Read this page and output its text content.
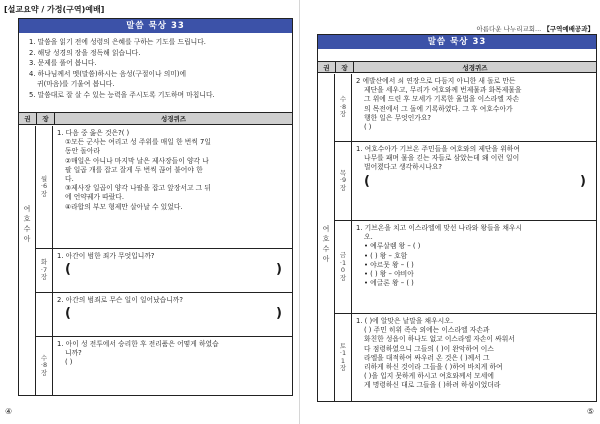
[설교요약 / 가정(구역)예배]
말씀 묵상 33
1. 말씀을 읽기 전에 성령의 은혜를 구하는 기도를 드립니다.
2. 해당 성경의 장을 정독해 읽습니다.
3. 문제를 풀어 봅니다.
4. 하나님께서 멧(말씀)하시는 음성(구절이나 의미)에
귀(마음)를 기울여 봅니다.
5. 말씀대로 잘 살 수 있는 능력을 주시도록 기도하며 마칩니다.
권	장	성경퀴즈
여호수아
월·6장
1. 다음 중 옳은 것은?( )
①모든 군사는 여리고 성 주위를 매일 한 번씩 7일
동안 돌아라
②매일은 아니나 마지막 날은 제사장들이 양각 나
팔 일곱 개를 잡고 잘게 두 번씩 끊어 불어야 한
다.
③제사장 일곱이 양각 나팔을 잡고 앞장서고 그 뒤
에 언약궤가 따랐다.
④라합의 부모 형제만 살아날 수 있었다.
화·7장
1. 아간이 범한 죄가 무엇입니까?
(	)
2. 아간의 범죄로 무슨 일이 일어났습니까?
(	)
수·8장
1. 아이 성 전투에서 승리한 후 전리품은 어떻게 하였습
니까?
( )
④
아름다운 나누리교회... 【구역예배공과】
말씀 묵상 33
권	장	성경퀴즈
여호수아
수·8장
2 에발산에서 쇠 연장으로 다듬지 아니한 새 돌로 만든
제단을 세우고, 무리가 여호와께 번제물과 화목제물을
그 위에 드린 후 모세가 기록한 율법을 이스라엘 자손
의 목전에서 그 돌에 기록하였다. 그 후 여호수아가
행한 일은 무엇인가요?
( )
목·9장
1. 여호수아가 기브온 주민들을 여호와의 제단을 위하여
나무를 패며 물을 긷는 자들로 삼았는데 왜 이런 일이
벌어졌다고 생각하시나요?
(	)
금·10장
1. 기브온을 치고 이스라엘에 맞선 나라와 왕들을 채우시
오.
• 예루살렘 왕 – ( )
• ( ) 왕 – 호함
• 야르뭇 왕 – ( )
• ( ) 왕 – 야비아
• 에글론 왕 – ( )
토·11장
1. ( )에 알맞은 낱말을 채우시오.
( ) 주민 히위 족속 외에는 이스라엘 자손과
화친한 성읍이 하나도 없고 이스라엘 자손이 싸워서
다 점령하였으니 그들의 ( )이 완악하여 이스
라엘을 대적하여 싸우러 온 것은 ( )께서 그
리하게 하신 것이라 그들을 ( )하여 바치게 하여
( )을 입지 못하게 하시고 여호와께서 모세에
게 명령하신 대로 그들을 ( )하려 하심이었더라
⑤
--
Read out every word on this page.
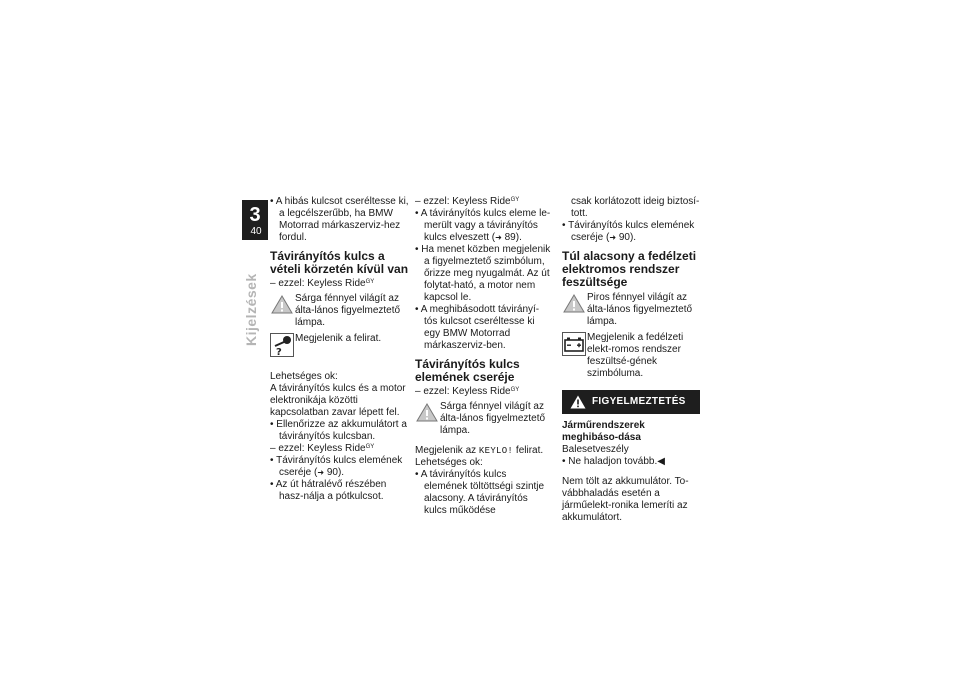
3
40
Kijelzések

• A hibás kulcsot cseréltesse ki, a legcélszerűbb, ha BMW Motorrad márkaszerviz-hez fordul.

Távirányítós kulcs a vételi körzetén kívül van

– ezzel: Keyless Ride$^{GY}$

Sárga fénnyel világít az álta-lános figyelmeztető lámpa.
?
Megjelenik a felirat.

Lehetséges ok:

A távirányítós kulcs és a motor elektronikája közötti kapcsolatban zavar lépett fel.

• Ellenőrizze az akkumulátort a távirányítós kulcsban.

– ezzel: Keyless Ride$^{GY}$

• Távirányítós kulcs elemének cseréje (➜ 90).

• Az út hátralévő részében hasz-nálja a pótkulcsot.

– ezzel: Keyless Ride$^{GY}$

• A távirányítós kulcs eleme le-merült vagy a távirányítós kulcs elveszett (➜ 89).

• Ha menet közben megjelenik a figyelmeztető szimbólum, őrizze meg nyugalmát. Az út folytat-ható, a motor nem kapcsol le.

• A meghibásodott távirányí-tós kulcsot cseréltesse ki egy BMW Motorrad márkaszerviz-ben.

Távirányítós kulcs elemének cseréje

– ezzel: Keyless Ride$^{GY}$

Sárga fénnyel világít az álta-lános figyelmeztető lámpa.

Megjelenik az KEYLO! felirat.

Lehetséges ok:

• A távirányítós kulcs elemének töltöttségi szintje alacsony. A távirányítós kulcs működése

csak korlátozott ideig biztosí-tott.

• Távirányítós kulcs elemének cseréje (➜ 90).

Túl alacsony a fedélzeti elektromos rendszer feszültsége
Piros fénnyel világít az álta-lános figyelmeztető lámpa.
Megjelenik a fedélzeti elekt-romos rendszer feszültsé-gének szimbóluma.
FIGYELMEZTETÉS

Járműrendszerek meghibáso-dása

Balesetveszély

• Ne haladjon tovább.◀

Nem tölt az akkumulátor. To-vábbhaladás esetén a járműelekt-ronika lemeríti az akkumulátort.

Objective: Look through the lines above and collect those with the word "fedélzeti".

Finished exercise:
Túl alacsony a fedélzeti elektromos rendszer feszültsége
Megjelenik a fedélzeti elekt-romos rendszer feszültsé-gének szimbóluma.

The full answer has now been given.